== DATA TO PROCESS ==

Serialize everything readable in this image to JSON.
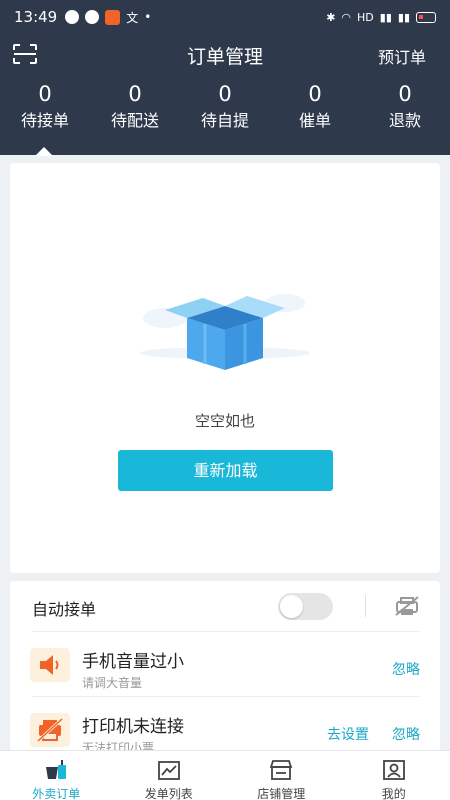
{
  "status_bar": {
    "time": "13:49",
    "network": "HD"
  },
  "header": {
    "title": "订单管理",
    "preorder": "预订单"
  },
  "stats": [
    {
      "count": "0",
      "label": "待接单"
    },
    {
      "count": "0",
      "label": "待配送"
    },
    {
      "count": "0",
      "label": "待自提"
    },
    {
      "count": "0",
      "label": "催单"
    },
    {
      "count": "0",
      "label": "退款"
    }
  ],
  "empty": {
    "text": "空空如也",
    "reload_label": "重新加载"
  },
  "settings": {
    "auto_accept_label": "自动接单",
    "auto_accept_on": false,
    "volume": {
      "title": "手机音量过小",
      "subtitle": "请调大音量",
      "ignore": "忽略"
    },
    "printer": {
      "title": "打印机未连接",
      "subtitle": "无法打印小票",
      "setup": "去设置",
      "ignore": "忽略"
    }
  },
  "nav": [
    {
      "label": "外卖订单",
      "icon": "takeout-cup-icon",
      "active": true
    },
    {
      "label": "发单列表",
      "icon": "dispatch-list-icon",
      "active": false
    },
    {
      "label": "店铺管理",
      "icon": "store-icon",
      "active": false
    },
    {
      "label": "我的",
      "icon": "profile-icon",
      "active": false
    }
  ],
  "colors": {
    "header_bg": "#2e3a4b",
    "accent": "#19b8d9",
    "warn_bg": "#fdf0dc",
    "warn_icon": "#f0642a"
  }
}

===

• _TASK INSTRUCTIONS_
Above are records to transcribe exactly; leave their pictures out.

• _OUTPUT OF THE TASK_
Serialize everything readable in this image to JSON.
{
  "status_bar": {
    "time": "13:49",
    "network": "HD"
  },
  "header": {
    "title": "订单管理",
    "preorder": "预订单"
  },
  "stats": [
    {
      "count": "0",
      "label": "待接单"
    },
    {
      "count": "0",
      "label": "待配送"
    },
    {
      "count": "0",
      "label": "待自提"
    },
    {
      "count": "0",
      "label": "催单"
    },
    {
      "count": "0",
      "label": "退款"
    }
  ],
  "empty": {
    "text": "空空如也",
    "reload_label": "重新加载"
  },
  "settings": {
    "auto_accept_label": "自动接单",
    "auto_accept_on": false,
    "volume": {
      "title": "手机音量过小",
      "subtitle": "请调大音量",
      "ignore": "忽略"
    },
    "printer": {
      "title": "打印机未连接",
      "subtitle": "无法打印小票",
      "setup": "去设置",
      "ignore": "忽略"
    }
  },
  "nav": [
    {
      "label": "外卖订单",
      "icon": "takeout-cup-icon",
      "active": true
    },
    {
      "label": "发单列表",
      "icon": "dispatch-list-icon",
      "active": false
    },
    {
      "label": "店铺管理",
      "icon": "store-icon",
      "active": false
    },
    {
      "label": "我的",
      "icon": "profile-icon",
      "active": false
    }
  ],
  "colors": {
    "header_bg": "#2e3a4b",
    "accent": "#19b8d9",
    "warn_bg": "#fdf0dc",
    "warn_icon": "#f0642a"
  }
}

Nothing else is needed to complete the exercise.